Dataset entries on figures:
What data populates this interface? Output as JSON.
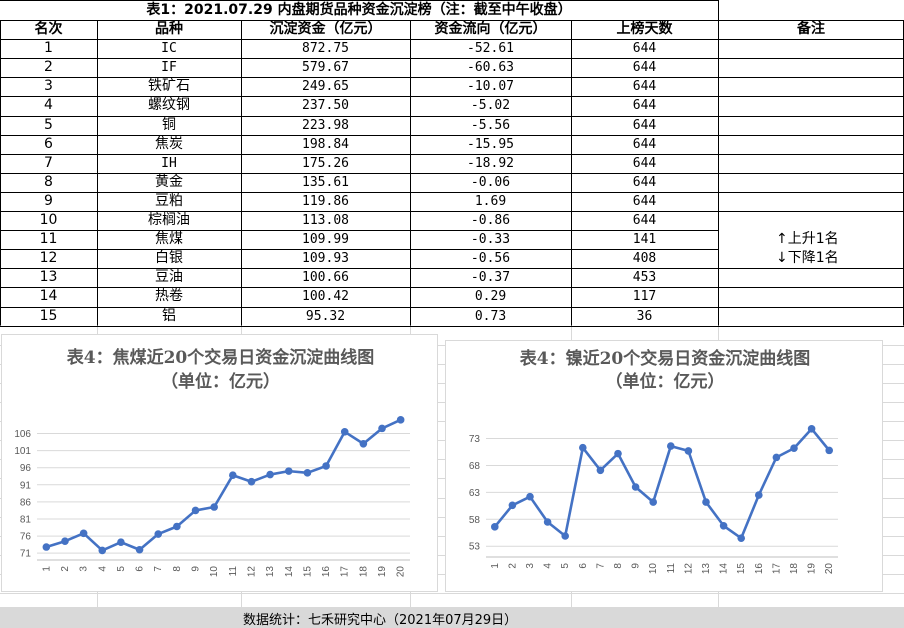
{
  "table": {
    "title": "表1：2021.07.29 内盘期货品种资金沉淀榜（注：截至中午收盘）",
    "headers": [
      "名次",
      "品种",
      "沉淀资金（亿元）",
      "资金流向（亿元）",
      "上榜天数",
      "备注"
    ],
    "rows": [
      {
        "rank": "1",
        "name": "IC",
        "fund": "872.75",
        "flow": "-52.61",
        "days": "644",
        "note": ""
      },
      {
        "rank": "2",
        "name": "IF",
        "fund": "579.67",
        "flow": "-60.63",
        "days": "644",
        "note": ""
      },
      {
        "rank": "3",
        "name": "铁矿石",
        "fund": "249.65",
        "flow": "-10.07",
        "days": "644",
        "note": ""
      },
      {
        "rank": "4",
        "name": "螺纹钢",
        "fund": "237.50",
        "flow": "-5.02",
        "days": "644",
        "note": ""
      },
      {
        "rank": "5",
        "name": "铜",
        "fund": "223.98",
        "flow": "-5.56",
        "days": "644",
        "note": ""
      },
      {
        "rank": "6",
        "name": "焦炭",
        "fund": "198.84",
        "flow": "-15.95",
        "days": "644",
        "note": ""
      },
      {
        "rank": "7",
        "name": "IH",
        "fund": "175.26",
        "flow": "-18.92",
        "days": "644",
        "note": ""
      },
      {
        "rank": "8",
        "name": "黄金",
        "fund": "135.61",
        "flow": "-0.06",
        "days": "644",
        "note": ""
      },
      {
        "rank": "9",
        "name": "豆粕",
        "fund": "119.86",
        "flow": "1.69",
        "days": "644",
        "note": ""
      },
      {
        "rank": "10",
        "name": "棕榈油",
        "fund": "113.08",
        "flow": "-0.86",
        "days": "644",
        "note": ""
      },
      {
        "rank": "11",
        "name": "焦煤",
        "fund": "109.99",
        "flow": "-0.33",
        "days": "141",
        "note": "↑上升1名"
      },
      {
        "rank": "12",
        "name": "白银",
        "fund": "109.93",
        "flow": "-0.56",
        "days": "408",
        "note": "↓下降1名"
      },
      {
        "rank": "13",
        "name": "豆油",
        "fund": "100.66",
        "flow": "-0.37",
        "days": "453",
        "note": ""
      },
      {
        "rank": "14",
        "name": "热卷",
        "fund": "100.42",
        "flow": "0.29",
        "days": "117",
        "note": ""
      },
      {
        "rank": "15",
        "name": "铝",
        "fund": "95.32",
        "flow": "0.73",
        "days": "36",
        "note": ""
      }
    ]
  },
  "footer": "数据统计：七禾研究中心（2021年07月29日）",
  "colors": {
    "line": "#4472c4",
    "grid": "#d9d9d9",
    "axis_text": "#595959",
    "footer_bg": "#d9d9d9"
  },
  "chart_data": [
    {
      "type": "line",
      "title": "表4：焦煤近20个交易日资金沉淀曲线图",
      "subtitle": "（单位：亿元）",
      "x": [
        1,
        2,
        3,
        4,
        5,
        6,
        7,
        8,
        9,
        10,
        11,
        12,
        13,
        14,
        15,
        16,
        17,
        18,
        19,
        20
      ],
      "values": [
        72.8,
        74.5,
        76.8,
        71.8,
        74.2,
        72.0,
        76.6,
        78.8,
        83.5,
        84.5,
        93.8,
        91.9,
        94.0,
        95.0,
        94.5,
        96.5,
        106.5,
        103.0,
        107.5,
        110.0
      ],
      "yticks": [
        71,
        76,
        81,
        86,
        91,
        96,
        101,
        106
      ],
      "ylim": [
        69,
        112
      ],
      "grid": true,
      "legend": "none"
    },
    {
      "type": "line",
      "title": "表4：镍近20个交易日资金沉淀曲线图",
      "subtitle": "（单位：亿元）",
      "x": [
        1,
        2,
        3,
        4,
        5,
        6,
        7,
        8,
        9,
        10,
        11,
        12,
        13,
        14,
        15,
        16,
        17,
        18,
        19,
        20
      ],
      "values": [
        56.6,
        60.6,
        62.2,
        57.5,
        54.9,
        71.3,
        67.1,
        70.2,
        64.0,
        61.2,
        71.6,
        70.7,
        61.2,
        56.8,
        54.5,
        62.5,
        69.5,
        71.2,
        74.8,
        70.8
      ],
      "yticks": [
        53,
        58,
        63,
        68,
        73
      ],
      "ylim": [
        51,
        77
      ],
      "grid": true,
      "legend": "none"
    }
  ]
}
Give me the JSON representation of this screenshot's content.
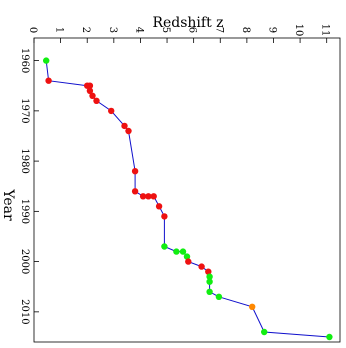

§ TASK: Every record above should be written out again exactly; the pictures stay out of the copy.

§ SOLUTION TO THIS PROBLEM:
What data populates this interface? Output as JSON.
{
  "table": {
    "title": "表1：2021.07.29 内盘期货品种资金沉淀榜（注：截至中午收盘）",
    "headers": [
      "名次",
      "品种",
      "沉淀资金（亿元）",
      "资金流向（亿元）",
      "上榜天数",
      "备注"
    ],
    "rows": [
      {
        "rank": "1",
        "name": "IC",
        "fund": "872.75",
        "flow": "-52.61",
        "days": "644",
        "note": ""
      },
      {
        "rank": "2",
        "name": "IF",
        "fund": "579.67",
        "flow": "-60.63",
        "days": "644",
        "note": ""
      },
      {
        "rank": "3",
        "name": "铁矿石",
        "fund": "249.65",
        "flow": "-10.07",
        "days": "644",
        "note": ""
      },
      {
        "rank": "4",
        "name": "螺纹钢",
        "fund": "237.50",
        "flow": "-5.02",
        "days": "644",
        "note": ""
      },
      {
        "rank": "5",
        "name": "铜",
        "fund": "223.98",
        "flow": "-5.56",
        "days": "644",
        "note": ""
      },
      {
        "rank": "6",
        "name": "焦炭",
        "fund": "198.84",
        "flow": "-15.95",
        "days": "644",
        "note": ""
      },
      {
        "rank": "7",
        "name": "IH",
        "fund": "175.26",
        "flow": "-18.92",
        "days": "644",
        "note": ""
      },
      {
        "rank": "8",
        "name": "黄金",
        "fund": "135.61",
        "flow": "-0.06",
        "days": "644",
        "note": ""
      },
      {
        "rank": "9",
        "name": "豆粕",
        "fund": "119.86",
        "flow": "1.69",
        "days": "644",
        "note": ""
      },
      {
        "rank": "10",
        "name": "棕榈油",
        "fund": "113.08",
        "flow": "-0.86",
        "days": "644",
        "note": ""
      },
      {
        "rank": "11",
        "name": "焦煤",
        "fund": "109.99",
        "flow": "-0.33",
        "days": "141",
        "note": "↑上升1名"
      },
      {
        "rank": "12",
        "name": "白银",
        "fund": "109.93",
        "flow": "-0.56",
        "days": "408",
        "note": "↓下降1名"
      },
      {
        "rank": "13",
        "name": "豆油",
        "fund": "100.66",
        "flow": "-0.37",
        "days": "453",
        "note": ""
      },
      {
        "rank": "14",
        "name": "热卷",
        "fund": "100.42",
        "flow": "0.29",
        "days": "117",
        "note": ""
      },
      {
        "rank": "15",
        "name": "铝",
        "fund": "95.32",
        "flow": "0.73",
        "days": "36",
        "note": ""
      }
    ]
  },
  "footer": "数据统计：七禾研究中心（2021年07月29日）",
  "colors": {
    "line": "#4472c4",
    "grid": "#d9d9d9",
    "axis_text": "#595959",
    "footer_bg": "#d9d9d9"
  },
  "chart_data": [
    {
      "type": "line",
      "title": "表4：焦煤近20个交易日资金沉淀曲线图",
      "subtitle": "（单位：亿元）",
      "x": [
        1,
        2,
        3,
        4,
        5,
        6,
        7,
        8,
        9,
        10,
        11,
        12,
        13,
        14,
        15,
        16,
        17,
        18,
        19,
        20
      ],
      "values": [
        72.8,
        74.5,
        76.8,
        71.8,
        74.2,
        72.0,
        76.6,
        78.8,
        83.5,
        84.5,
        93.8,
        91.9,
        94.0,
        95.0,
        94.5,
        96.5,
        106.5,
        103.0,
        107.5,
        110.0
      ],
      "yticks": [
        71,
        76,
        81,
        86,
        91,
        96,
        101,
        106
      ],
      "ylim": [
        69,
        112
      ],
      "grid": true,
      "legend": "none"
    },
    {
      "type": "line",
      "title": "表4：镍近20个交易日资金沉淀曲线图",
      "subtitle": "（单位：亿元）",
      "x": [
        1,
        2,
        3,
        4,
        5,
        6,
        7,
        8,
        9,
        10,
        11,
        12,
        13,
        14,
        15,
        16,
        17,
        18,
        19,
        20
      ],
      "values": [
        56.6,
        60.6,
        62.2,
        57.5,
        54.9,
        71.3,
        67.1,
        70.2,
        64.0,
        61.2,
        71.6,
        70.7,
        61.2,
        56.8,
        54.5,
        62.5,
        69.5,
        71.2,
        74.8,
        70.8
      ],
      "yticks": [
        53,
        58,
        63,
        68,
        73
      ],
      "ylim": [
        51,
        77
      ],
      "grid": true,
      "legend": "none"
    }
  ]
}
Give me the JSON representation of this screenshot's content.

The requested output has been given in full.